PROBLEM TO WORK ON: Repeat the records below exactly, leaving out every picture.

Stored data entries:
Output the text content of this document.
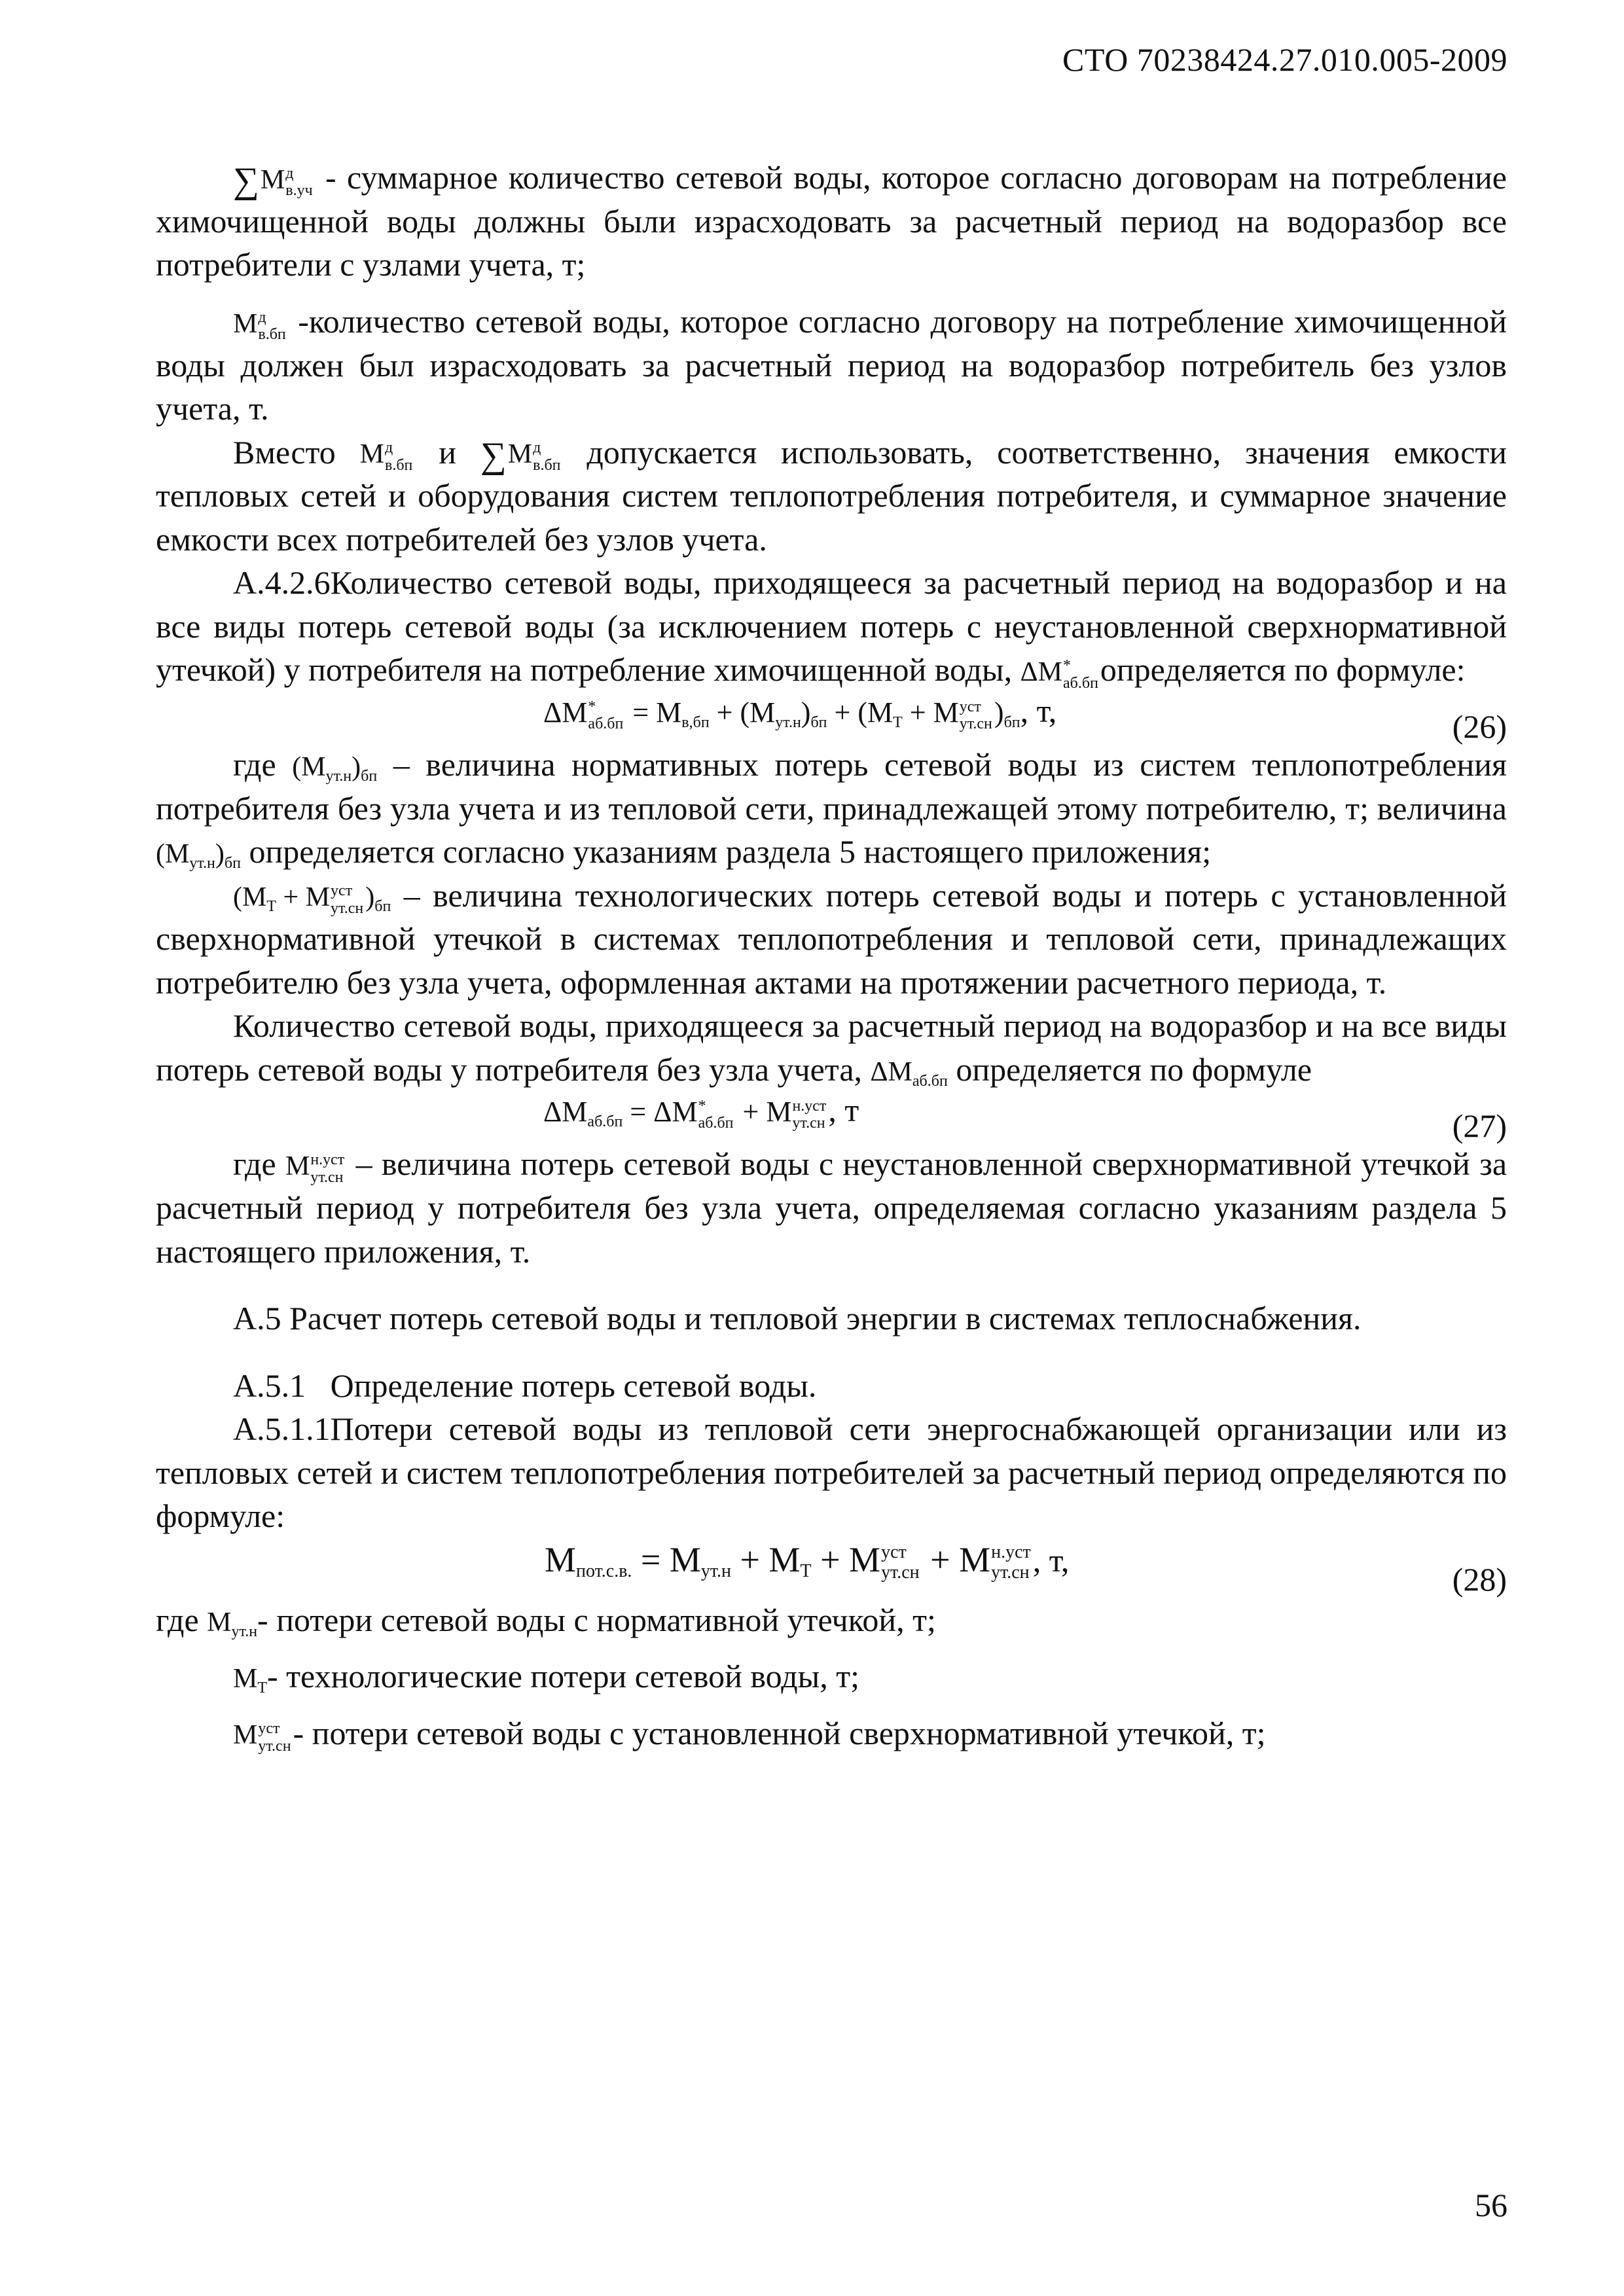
СТО 70238424.27.010.005-2009

∑M д
в.уч - суммарное количество сетевой воды, которое согласно договорам на потребление химочищенной воды должны были израсходовать за расчетный период на водоразбор все потребители с узлами учета, т;

M д
в.бп -количество сетевой воды, которое согласно договору на потребление химочищенной воды должен был израсходовать за расчетный период на водоразбор потребитель без узлов учета, т.

Вместо M д
в.бп и ∑M д
в.бп допускается использовать, соответственно, значения емкости тепловых сетей и оборудования систем теплопотребления потребителя, и суммарное значение емкости всех потребителей без узлов учета.

А.4.2.6Количество сетевой воды, приходящееся за расчетный период на водоразбор и на все виды потерь сетевой воды (за исключением потерь с неустановленной сверхнормативной утечкой) у потребителя на потребление химочищенной воды, ΔM *
аб.бп определяется по формуле:

ΔM *
аб.бп = Mв,бп + (Mут.н)бп + (MT + M уст
ут.сн )бп, т,	(26)

где (Mут.н)бп – величина нормативных потерь сетевой воды из систем теплопотребления потребителя без узла учета и из тепловой сети, принадлежащей этому потребителю, т; величина (Mут.н)бп определяется согласно указаниям раздела 5 настоящего приложения;

(MT + M уст
ут.сн )бп – величина технологических потерь сетевой воды и потерь с установленной сверхнормативной утечкой в системах теплопотребления и тепловой сети, принадлежащих потребителю без узла учета, оформленная актами на протяжении расчетного периода, т.

Количество сетевой воды, приходящееся за расчетный период на водоразбор и на все виды потерь сетевой воды у потребителя без узла учета, ΔMаб.бп определяется по формуле

ΔMаб.бп = ΔM *
аб.бп + M н.уст
ут.сн , т	(27)

где M н.уст
ут.сн – величина потерь сетевой воды с неустановленной сверхнормативной утечкой за расчетный период у потребителя без узла учета, определяемая согласно указаниям раздела 5 настоящего приложения, т.

А.5 Расчет потерь сетевой воды и тепловой энергии в системах теплоснабжения.

А.5.1 Определение потерь сетевой воды.

А.5.1.1Потери сетевой воды из тепловой сети энергоснабжающей организации или из тепловых сетей и систем теплопотребления потребителей за расчетный период определяются по формуле:

Mпот.с.в. = Mут.н + MT + M уст
ут.сн + M н.уст
ут.сн , т,
(28)

где Mут.н- потери сетевой воды с нормативной утечкой, т;

MT- технологические потери сетевой воды, т;

M уст
ут.сн - потери сетевой воды с установленной сверхнормативной утечкой, т;

56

EXPECTED ANSWER:
Output the text content of this document.
СТО 70238424.27.010.005-2009

∑M д
в.уч - суммарное количество сетевой воды, которое согласно договорам на потребление химочищенной воды должны были израсходовать за расчетный период на водоразбор все потребители с узлами учета, т;

M д
в.бп -количество сетевой воды, которое согласно договору на потребление химочищенной воды должен был израсходовать за расчетный период на водоразбор потребитель без узлов учета, т.

Вместо M д
в.бп и ∑M д
в.бп допускается использовать, соответственно, значения емкости тепловых сетей и оборудования систем теплопотребления потребителя, и суммарное значение емкости всех потребителей без узлов учета.

А.4.2.6Количество сетевой воды, приходящееся за расчетный период на водоразбор и на все виды потерь сетевой воды (за исключением потерь с неустановленной сверхнормативной утечкой) у потребителя на потребление химочищенной воды, ΔM *
аб.бп определяется по формуле:

ΔM *
аб.бп = Mв,бп + (Mут.н)бп + (MT + M уст
ут.сн )бп, т,	(26)

где (Mут.н)бп – величина нормативных потерь сетевой воды из систем теплопотребления потребителя без узла учета и из тепловой сети, принадлежащей этому потребителю, т; величина (Mут.н)бп определяется согласно указаниям раздела 5 настоящего приложения;

(MT + M уст
ут.сн )бп – величина технологических потерь сетевой воды и потерь с установленной сверхнормативной утечкой в системах теплопотребления и тепловой сети, принадлежащих потребителю без узла учета, оформленная актами на протяжении расчетного периода, т.

Количество сетевой воды, приходящееся за расчетный период на водоразбор и на все виды потерь сетевой воды у потребителя без узла учета, ΔMаб.бп определяется по формуле

ΔMаб.бп = ΔM *
аб.бп + M н.уст
ут.сн , т	(27)

где M н.уст
ут.сн – величина потерь сетевой воды с неустановленной сверхнормативной утечкой за расчетный период у потребителя без узла учета, определяемая согласно указаниям раздела 5 настоящего приложения, т.

А.5 Расчет потерь сетевой воды и тепловой энергии в системах теплоснабжения.

А.5.1 Определение потерь сетевой воды.

А.5.1.1Потери сетевой воды из тепловой сети энергоснабжающей организации или из тепловых сетей и систем теплопотребления потребителей за расчетный период определяются по формуле:

Mпот.с.в. = Mут.н + MT + M уст
ут.сн + M н.уст
ут.сн , т,
(28)

где Mут.н- потери сетевой воды с нормативной утечкой, т;

MT- технологические потери сетевой воды, т;

M уст
ут.сн - потери сетевой воды с установленной сверхнормативной утечкой, т;

56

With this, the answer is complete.